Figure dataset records
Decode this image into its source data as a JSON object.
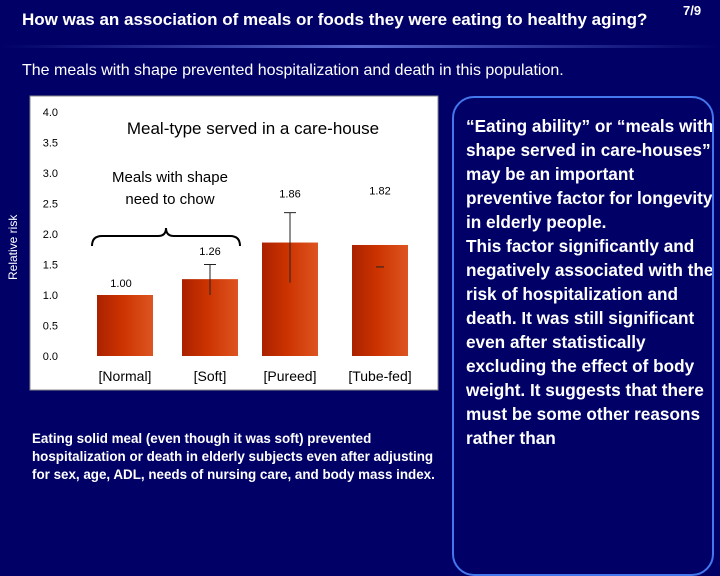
{
  "slide": {
    "title": "How was an association of meals or foods they were eating to healthy aging?",
    "page": "7/9",
    "subtitle": "The meals with shape prevented hospitalization and death in this population."
  },
  "chart_data": {
    "type": "bar",
    "title": "Meal-type served in a care-house",
    "ylabel": "Relative risk",
    "ylim": [
      0,
      4.0
    ],
    "yticks": [
      "0.0",
      "0.5",
      "1.0",
      "1.5",
      "2.0",
      "2.5",
      "3.0",
      "3.5",
      "4.0"
    ],
    "categories": [
      "[Normal]",
      "[Soft]",
      "[Pureed]",
      "[Tube-fed]"
    ],
    "values": [
      1.0,
      1.26,
      1.86,
      1.82
    ],
    "value_labels": [
      "1.00",
      "1.26",
      "1.86",
      "1.82"
    ],
    "error_bars": [
      null,
      [
        1.0,
        1.5
      ],
      [
        1.2,
        2.35
      ],
      null
    ],
    "bracket_label": "Meals with shape need to chow",
    "colors": {
      "bar": "#cc3300",
      "plot_bg": "#ffffff",
      "bracket": "#000000"
    }
  },
  "note": "Eating solid meal (even though it was soft) prevented hospitalization or death in elderly subjects even after adjusting for sex, age, ADL, needs of nursing care, and body mass index.",
  "side_box": {
    "paragraphs": [
      "“Eating ability” or “meals with shape served in care-houses” may be an important preventive factor for longevity in elderly people.",
      "This factor significantly and negatively associated with the risk of hospitalization and death. It was still significant even after statistically excluding the effect of body weight. It suggests that there must be some other reasons rather than"
    ]
  },
  "colors": {
    "background": "#000066",
    "box_border": "#4477ee",
    "text": "#ffffff"
  }
}
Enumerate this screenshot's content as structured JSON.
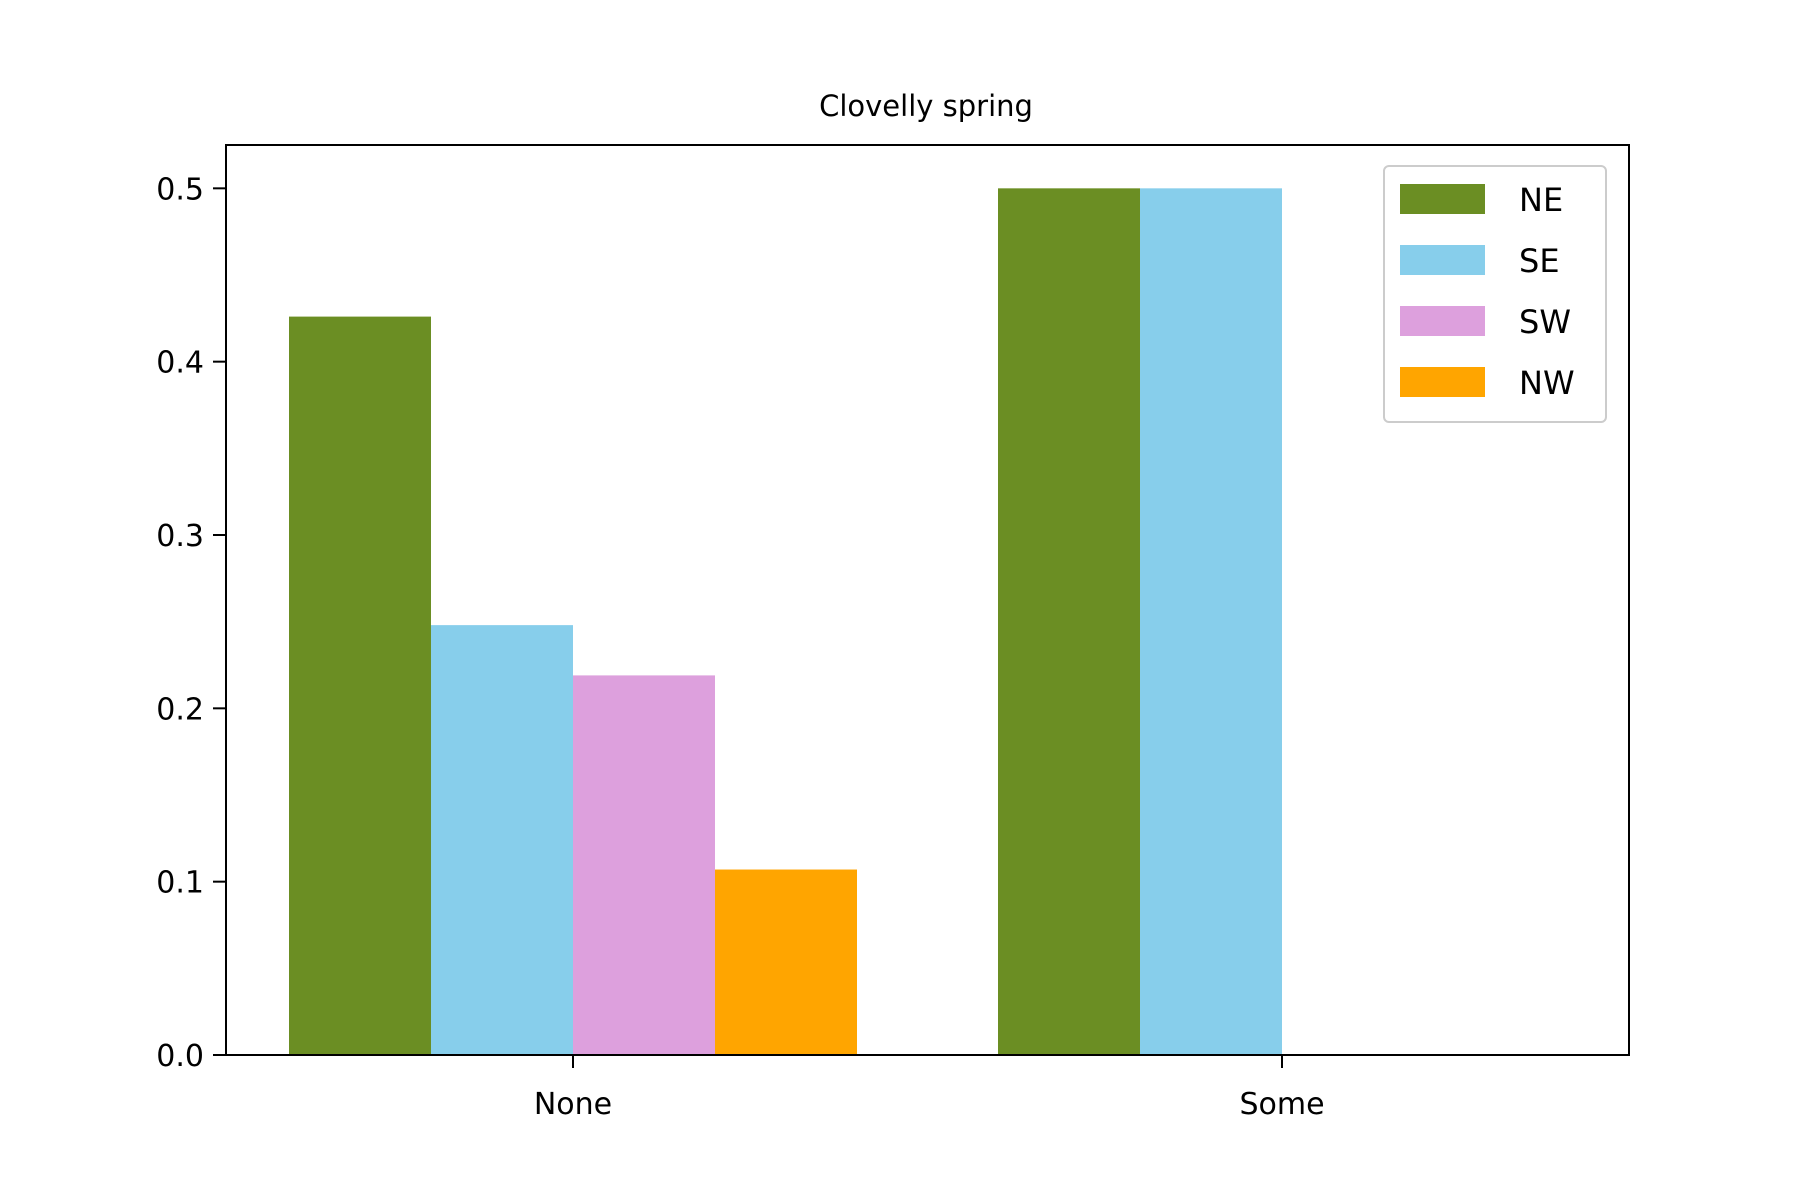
{
  "chart_data": {
    "type": "bar",
    "title": "Clovelly spring",
    "xlabel": "",
    "ylabel": "",
    "categories": [
      "None",
      "Some"
    ],
    "series": [
      {
        "name": "NE",
        "color": "#6b8e23",
        "values": [
          0.426,
          0.5
        ]
      },
      {
        "name": "SE",
        "color": "#87ceeb",
        "values": [
          0.248,
          0.5
        ]
      },
      {
        "name": "SW",
        "color": "#dda0dd",
        "values": [
          0.219,
          0
        ]
      },
      {
        "name": "NW",
        "color": "#ffa500",
        "values": [
          0.107,
          0
        ]
      }
    ],
    "ylim": [
      0,
      0.525
    ],
    "yticks": [
      0.0,
      0.1,
      0.2,
      0.3,
      0.4,
      0.5
    ],
    "ytick_labels": [
      "0.0",
      "0.1",
      "0.2",
      "0.3",
      "0.4",
      "0.5"
    ],
    "grid": false,
    "legend_position": "top-right"
  }
}
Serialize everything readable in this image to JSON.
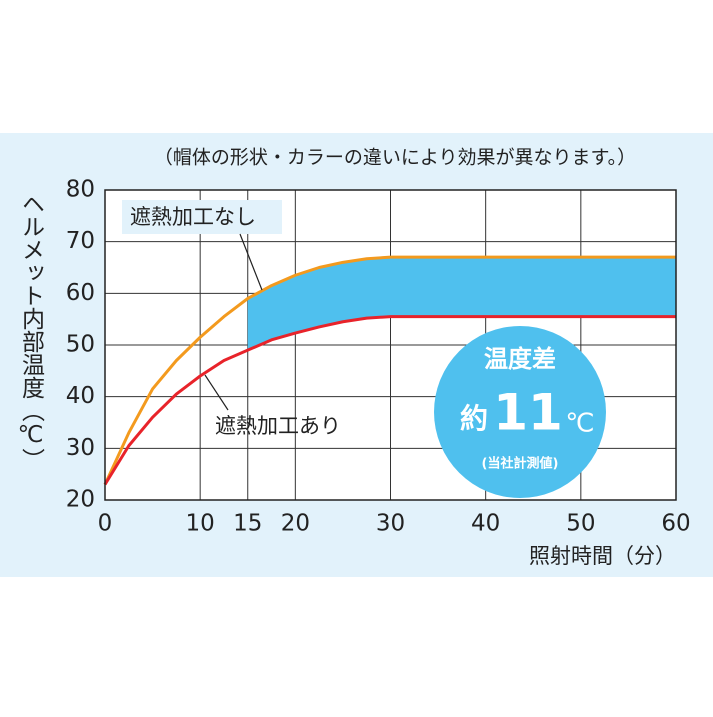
{
  "chart_data": {
    "type": "line",
    "note": "（帽体の形状・カラーの違いにより効果が異なります。）",
    "y_label": "ヘルメット内部温度（℃）",
    "x_label": "照射時間（分）",
    "x": [
      0,
      2.5,
      5,
      7.5,
      10,
      12.5,
      15,
      17.5,
      20,
      22.5,
      25,
      27.5,
      30,
      60
    ],
    "series": [
      {
        "name": "遮熱加工なし",
        "color": "#f39a1e",
        "values": [
          23,
          33,
          41.5,
          47,
          51.5,
          55.5,
          59,
          61.5,
          63.5,
          65,
          66,
          66.7,
          67,
          67
        ]
      },
      {
        "name": "遮熱加工あり",
        "color": "#e8232a",
        "values": [
          23,
          30.5,
          36,
          40.5,
          44,
          47,
          49,
          51,
          52.3,
          53.5,
          54.5,
          55.2,
          55.5,
          55.5
        ]
      }
    ],
    "shade_start": 15,
    "shade_color": "#4fc0ee",
    "xlim": [
      0,
      60
    ],
    "xticks": [
      0,
      10,
      15,
      20,
      30,
      40,
      50,
      60
    ],
    "ylim": [
      20,
      80
    ],
    "yticks": [
      20,
      30,
      40,
      50,
      60,
      70,
      80
    ],
    "grid": true,
    "badge": {
      "title": "温度差",
      "prefix": "約",
      "value": "11",
      "unit": "℃",
      "footnote": "(当社計測値)"
    }
  }
}
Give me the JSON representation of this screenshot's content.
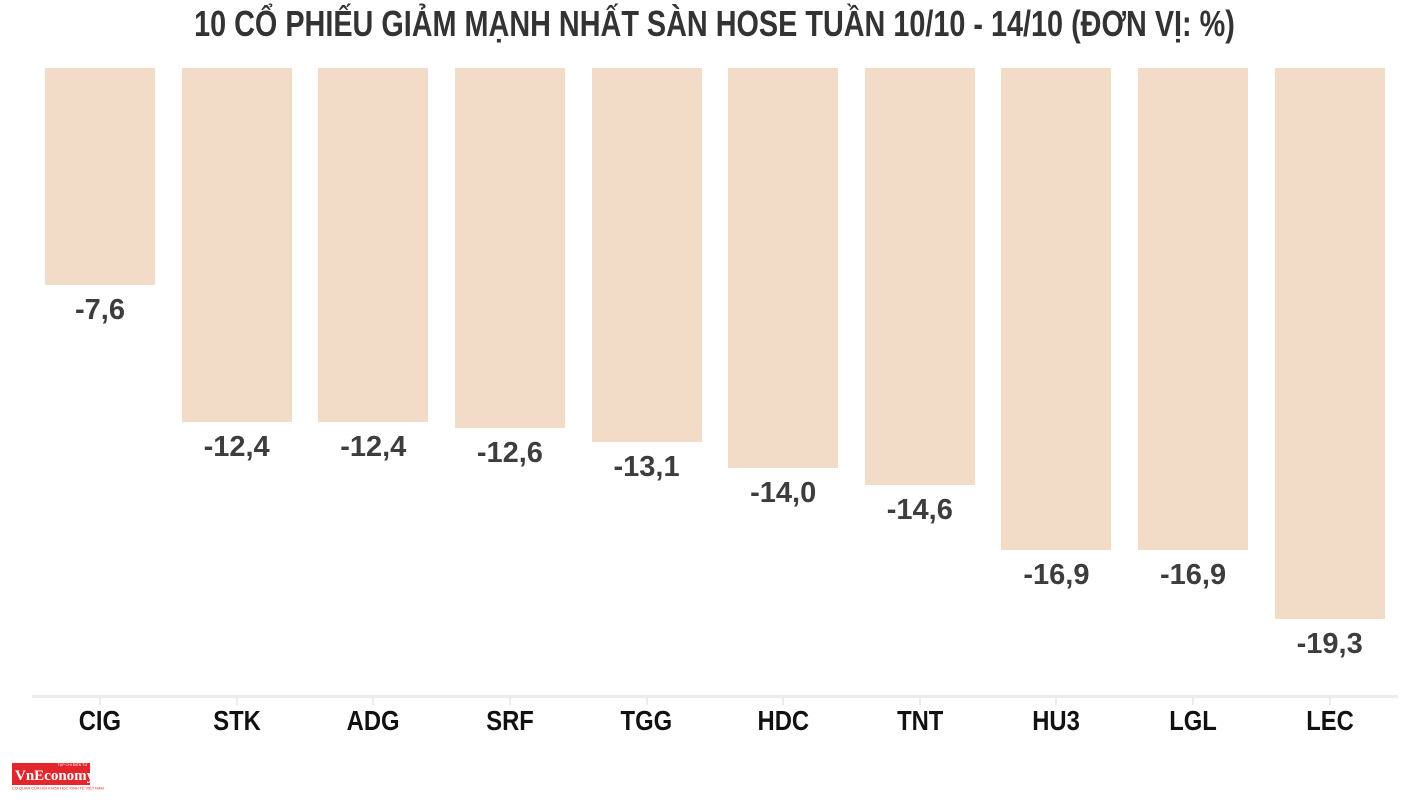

## WRITTEN INSTRUCTION
State only how many lines in the material include "screenshot".

## ANSWER
2